[start Information shown]

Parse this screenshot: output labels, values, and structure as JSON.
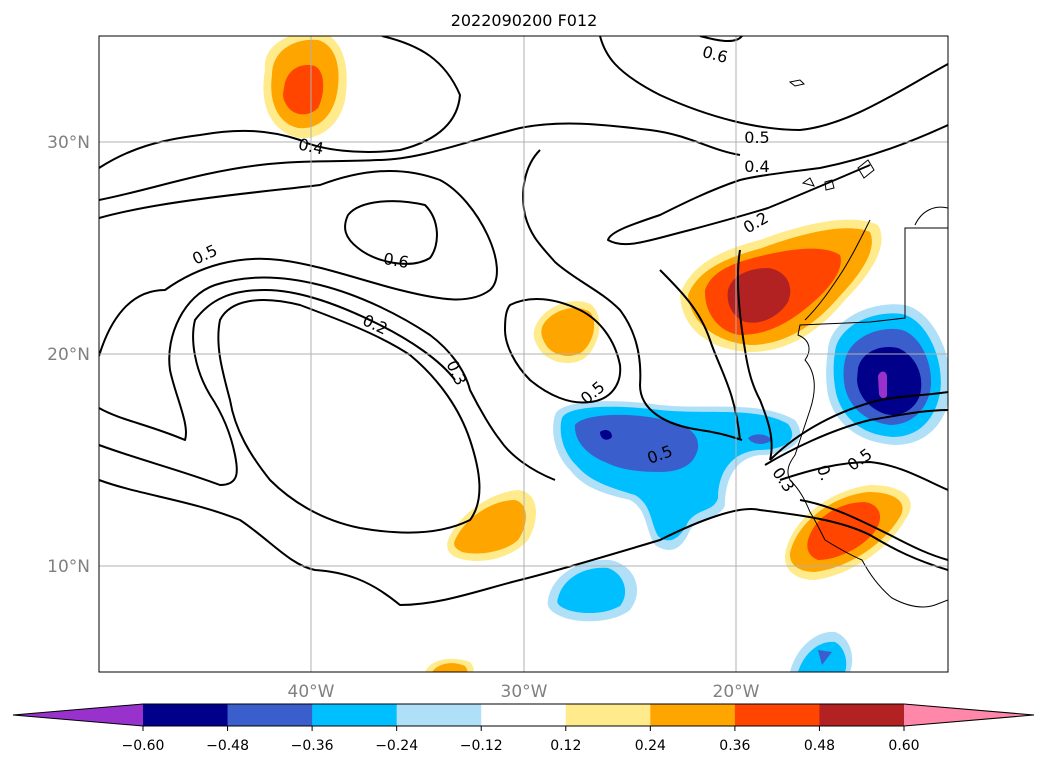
{
  "title": "2022090200 F012",
  "map": {
    "lat_labels": [
      "30°N",
      "20°N",
      "10°N"
    ],
    "lon_labels": [
      "40°W",
      "30°W",
      "20°W"
    ]
  },
  "contours": {
    "labels": [
      "0.6",
      "0.5",
      "0.4",
      "0.4",
      "0.6",
      "0.5",
      "0.2",
      "0.2",
      "0.3",
      "0.5",
      "0.3",
      "0.5",
      "0.5",
      "0."
    ]
  },
  "colorbar": {
    "extend": "both",
    "ticks": [
      "−0.60",
      "−0.48",
      "−0.36",
      "−0.24",
      "−0.12",
      "0.12",
      "0.24",
      "0.36",
      "0.48",
      "0.60"
    ],
    "colors": [
      "#9932cc",
      "#00008b",
      "#3a5fcd",
      "#00bfff",
      "#afe0f8",
      "#ffffff",
      "#ffeb8c",
      "#ffa500",
      "#ff4500",
      "#b22222",
      "#ff88aa"
    ]
  }
}
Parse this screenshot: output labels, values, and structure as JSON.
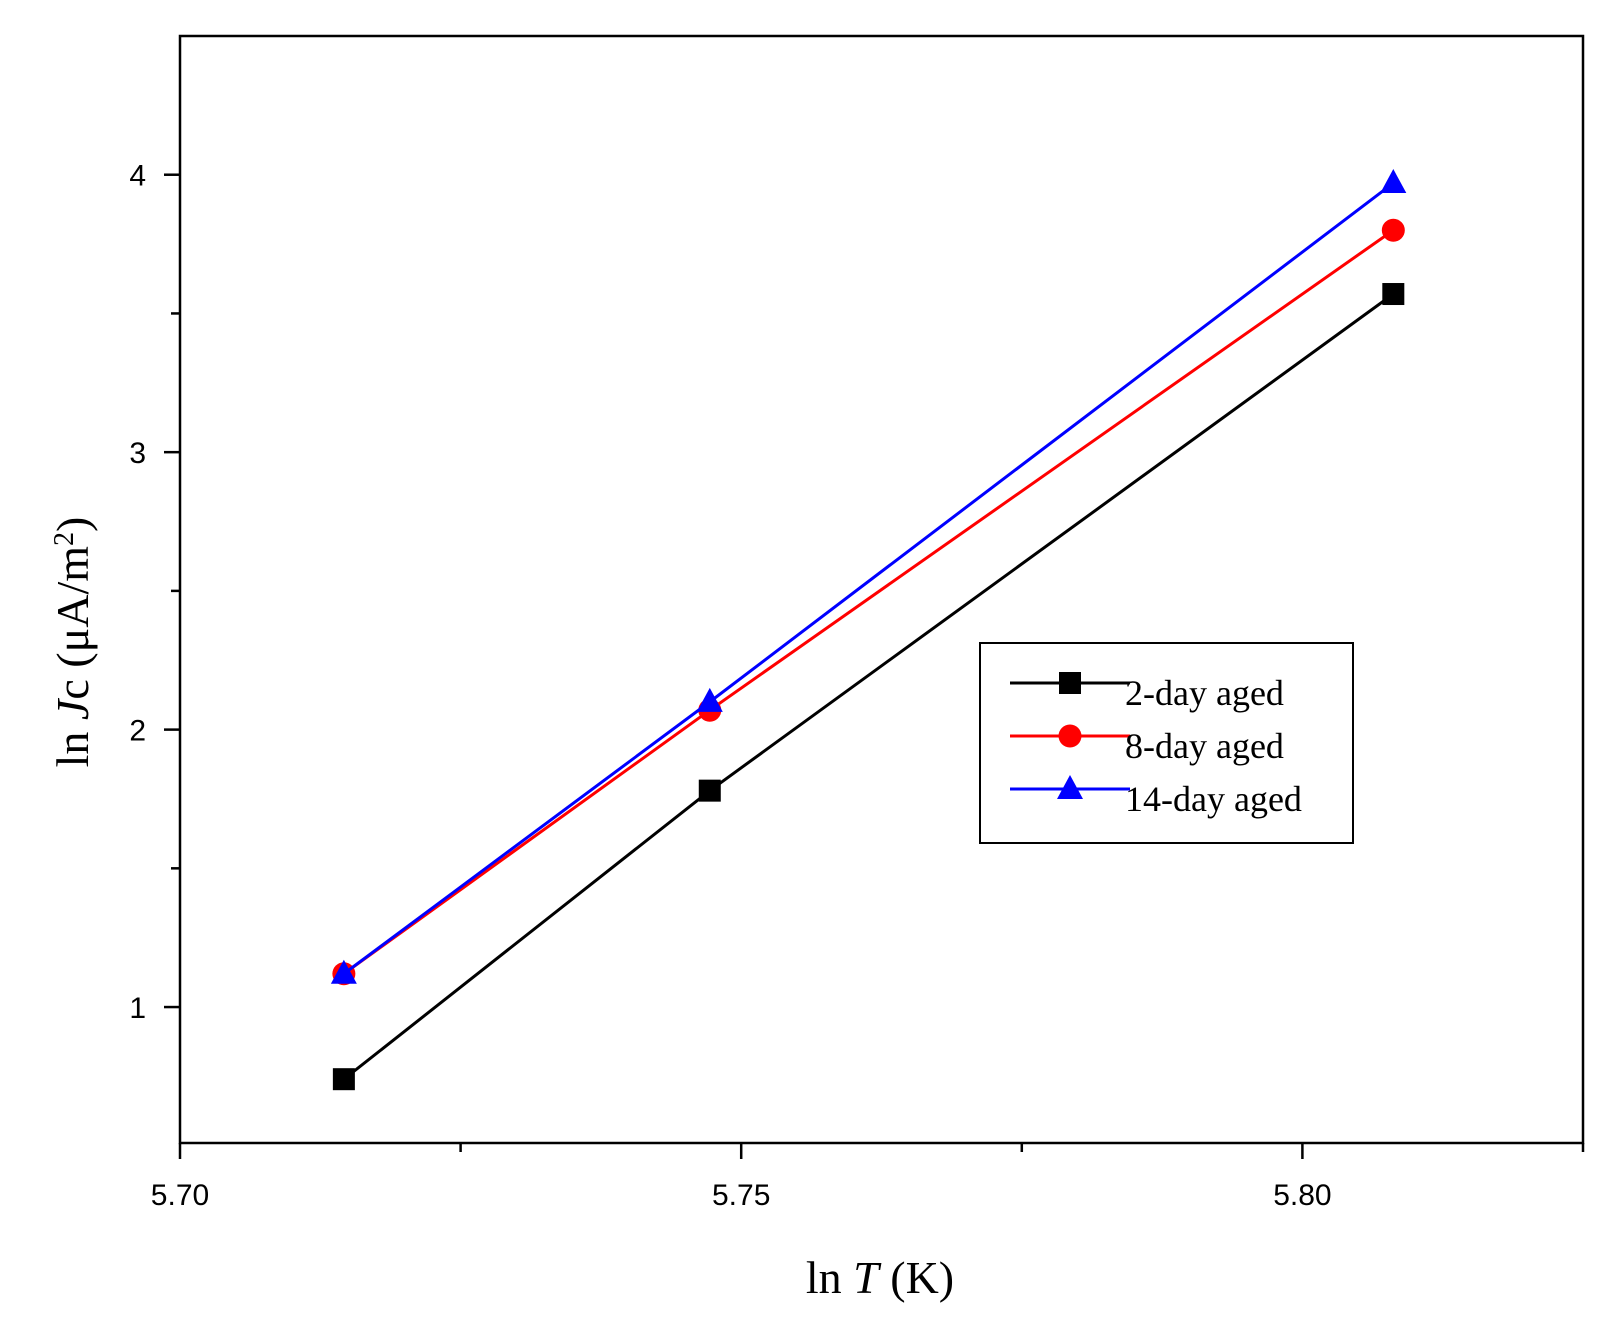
{
  "chart_data": {
    "type": "line",
    "title": "",
    "xlabel": {
      "prefix": "ln ",
      "var": "T",
      "suffix": " (K)"
    },
    "ylabel": {
      "prefix": "ln ",
      "var": "J",
      "rest": "c (μA/m",
      "sup": "2",
      "close": ")"
    },
    "xlim": [
      5.7,
      5.825
    ],
    "ylim": [
      0.51,
      4.5
    ],
    "x_ticks": [
      5.7,
      5.75,
      5.8
    ],
    "x_tick_labels": [
      "5.70",
      "5.75",
      "5.80"
    ],
    "x_minor_ticks": [
      5.725,
      5.775,
      5.825
    ],
    "y_ticks": [
      1,
      2,
      3,
      4
    ],
    "y_tick_labels": [
      "1",
      "2",
      "3",
      "4"
    ],
    "y_minor_ticks": [
      1.5,
      2.5,
      3.5
    ],
    "x": [
      5.7146,
      5.7472,
      5.8081
    ],
    "series": [
      {
        "name": "2-day aged",
        "values": [
          0.74,
          1.78,
          3.57
        ],
        "color": "#000000",
        "marker": "square"
      },
      {
        "name": "8-day aged",
        "values": [
          1.12,
          2.07,
          3.8
        ],
        "color": "#ff0000",
        "marker": "circle"
      },
      {
        "name": "14-day aged",
        "values": [
          1.12,
          2.1,
          3.97
        ],
        "color": "#0000ff",
        "marker": "triangle"
      }
    ],
    "legend_position": "center-right",
    "grid": false
  }
}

[end Information shown]

**Task to carry out:** Omit every picture, then reproduce the rest of the listing exactly.

**Exercise answer:**
Parse this screenshot: output labels, values, and structure as JSON.
{
  "title": "2022090200 F012",
  "map": {
    "lat_labels": [
      "30°N",
      "20°N",
      "10°N"
    ],
    "lon_labels": [
      "40°W",
      "30°W",
      "20°W"
    ]
  },
  "contours": {
    "labels": [
      "0.6",
      "0.5",
      "0.4",
      "0.4",
      "0.6",
      "0.5",
      "0.2",
      "0.2",
      "0.3",
      "0.5",
      "0.3",
      "0.5",
      "0.5",
      "0."
    ]
  },
  "colorbar": {
    "extend": "both",
    "ticks": [
      "−0.60",
      "−0.48",
      "−0.36",
      "−0.24",
      "−0.12",
      "0.12",
      "0.24",
      "0.36",
      "0.48",
      "0.60"
    ],
    "colors": [
      "#9932cc",
      "#00008b",
      "#3a5fcd",
      "#00bfff",
      "#afe0f8",
      "#ffffff",
      "#ffeb8c",
      "#ffa500",
      "#ff4500",
      "#b22222",
      "#ff88aa"
    ]
  }
}
Parse this screenshot: output labels, values, and structure as JSON.
{
  "chart_data": {
    "type": "line",
    "title": "",
    "xlabel": {
      "prefix": "ln ",
      "var": "T",
      "suffix": " (K)"
    },
    "ylabel": {
      "prefix": "ln ",
      "var": "J",
      "rest": "c (μA/m",
      "sup": "2",
      "close": ")"
    },
    "xlim": [
      5.7,
      5.825
    ],
    "ylim": [
      0.51,
      4.5
    ],
    "x_ticks": [
      5.7,
      5.75,
      5.8
    ],
    "x_tick_labels": [
      "5.70",
      "5.75",
      "5.80"
    ],
    "x_minor_ticks": [
      5.725,
      5.775,
      5.825
    ],
    "y_ticks": [
      1,
      2,
      3,
      4
    ],
    "y_tick_labels": [
      "1",
      "2",
      "3",
      "4"
    ],
    "y_minor_ticks": [
      1.5,
      2.5,
      3.5
    ],
    "x": [
      5.7146,
      5.7472,
      5.8081
    ],
    "series": [
      {
        "name": "2-day aged",
        "values": [
          0.74,
          1.78,
          3.57
        ],
        "color": "#000000",
        "marker": "square"
      },
      {
        "name": "8-day aged",
        "values": [
          1.12,
          2.07,
          3.8
        ],
        "color": "#ff0000",
        "marker": "circle"
      },
      {
        "name": "14-day aged",
        "values": [
          1.12,
          2.1,
          3.97
        ],
        "color": "#0000ff",
        "marker": "triangle"
      }
    ],
    "legend_position": "center-right",
    "grid": false
  }
}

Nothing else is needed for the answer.